- **Texte fourni**:
──────────────────────────────
Le studio Nouvelles Ecoutes a été fondé fin 2016 avec Lauren Bastide. Il insiste sur le mot studio car chacune de leurs émissions est un media. Il n’y a pas de ligne éditoriale commune et de format qui se répètesur chaque émission mais bien une vision commune, qui est celle d’aborder les questions importantes dans la société avec de nouvelles manières de les raconter (le féminisme, la sexualité, l’économie…). Il existe aujourd’hui 11 programmes. Au début, ils ont privilégié le format “talk” (qui est le moins onéreux), puis ont évolué vers le documentaire (sur plusieurs thèmes comme la politique, la sexualité Qui m’a filé la chlamydia? https://www.nouvellesecoutes.fr/qui-ma-file-la-chlamydia/, des faits divers Le Canon sur la tempehttps://www.nouvellesecoutes.fr/le-canon-sur-la-tempe/). Chaque émission a son propre ton.
──────────────────────────────
- **Données fournies**:
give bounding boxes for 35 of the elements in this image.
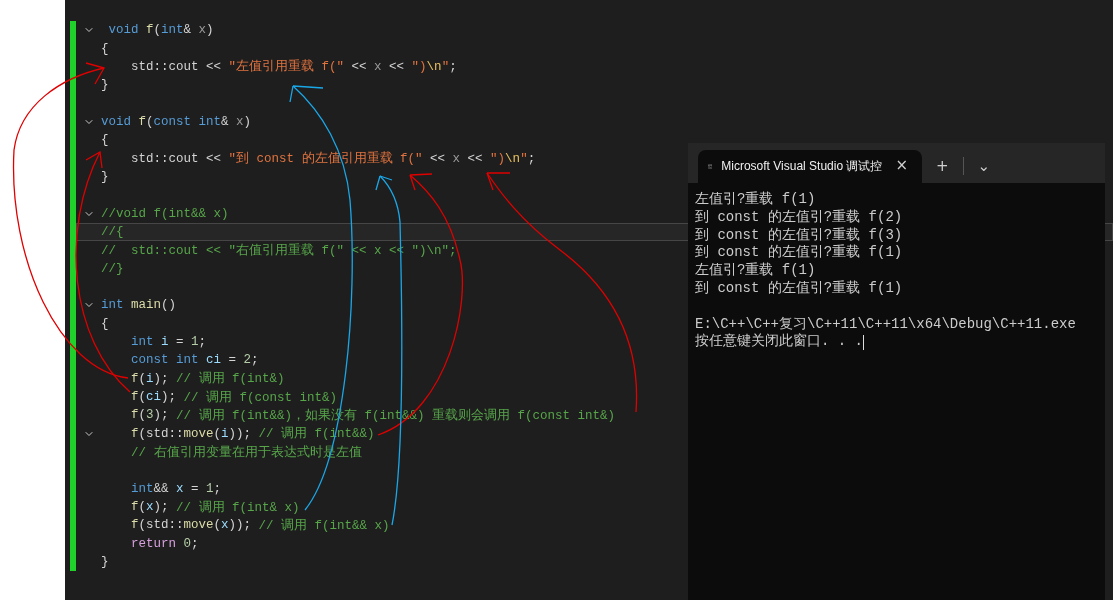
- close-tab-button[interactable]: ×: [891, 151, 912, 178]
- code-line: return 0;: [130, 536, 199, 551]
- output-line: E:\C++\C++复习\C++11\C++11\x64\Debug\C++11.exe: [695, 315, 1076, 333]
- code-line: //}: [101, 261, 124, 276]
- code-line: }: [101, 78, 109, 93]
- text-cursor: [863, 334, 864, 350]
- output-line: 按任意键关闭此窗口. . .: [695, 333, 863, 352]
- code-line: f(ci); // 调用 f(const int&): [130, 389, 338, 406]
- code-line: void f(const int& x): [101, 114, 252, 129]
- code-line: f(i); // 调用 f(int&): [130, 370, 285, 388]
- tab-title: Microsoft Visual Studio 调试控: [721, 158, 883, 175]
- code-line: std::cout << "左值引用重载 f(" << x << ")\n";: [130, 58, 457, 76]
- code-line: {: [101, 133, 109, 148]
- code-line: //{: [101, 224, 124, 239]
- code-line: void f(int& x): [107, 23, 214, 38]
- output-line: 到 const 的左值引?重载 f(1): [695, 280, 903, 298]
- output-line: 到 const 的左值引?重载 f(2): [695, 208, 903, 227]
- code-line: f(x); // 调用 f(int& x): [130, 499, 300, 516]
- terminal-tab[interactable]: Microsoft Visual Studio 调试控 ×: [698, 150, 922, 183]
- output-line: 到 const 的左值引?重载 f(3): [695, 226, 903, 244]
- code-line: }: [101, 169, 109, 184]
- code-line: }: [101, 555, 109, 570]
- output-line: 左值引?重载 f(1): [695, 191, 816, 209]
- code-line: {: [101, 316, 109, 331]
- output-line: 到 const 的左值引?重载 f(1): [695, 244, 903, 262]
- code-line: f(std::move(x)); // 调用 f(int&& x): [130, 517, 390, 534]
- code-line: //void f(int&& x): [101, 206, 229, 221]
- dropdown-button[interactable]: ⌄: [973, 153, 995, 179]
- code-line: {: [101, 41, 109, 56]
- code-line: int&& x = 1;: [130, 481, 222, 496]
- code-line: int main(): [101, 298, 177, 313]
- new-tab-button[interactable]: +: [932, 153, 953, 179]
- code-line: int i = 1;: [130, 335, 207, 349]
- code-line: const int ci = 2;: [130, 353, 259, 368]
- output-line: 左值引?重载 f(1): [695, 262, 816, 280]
──────────────────────────────
- **Consignes**:
1) Relevez, dans le texte fourni, les questions de société que les émissions du studio abordent, telles que la parenthèse les énumère.
2) Selon le texte fourni, combien de programmes le studio compte-t-il aujourd'hui ?
3) Recopiez le passage du texte fourni compris entre « Le studio Nouvelles » et « son propre ton. », bornes incluses.

- **Réponses rédigées**:
1)
- le féminisme
- la sexualité
- l'économie

2) 11 programmes.

3)
Le studio Nouvelles Ecoutes a été fondé fin 2016 avec Lauren Bastide. Il insiste sur le mot studio car chacune de leurs émissions est un media. Il n’y a pas de ligne éditoriale commune et de format qui se répètesur chaque émission mais bien une vision commune, qui est celle d’aborder les questions importantes dans la société avec de nouvelles manières de les raconter (le féminisme, la sexualité, l’économie…). Il existe aujourd’hui 11 programmes. Au début, ils ont privilégié le format “talk” (qui est le moins onéreux), puis ont évolué vers le documentaire (sur plusieurs thèmes comme la politique, la sexualité Qui m’a filé la chlamydia? https://www.nouvellesecoutes.fr/qui-ma-file-la-chlamydia/, des faits divers Le Canon sur la tempehttps://www.nouvellesecoutes.fr/le-canon-sur-la-tempe/). Chaque émission a son propre ton.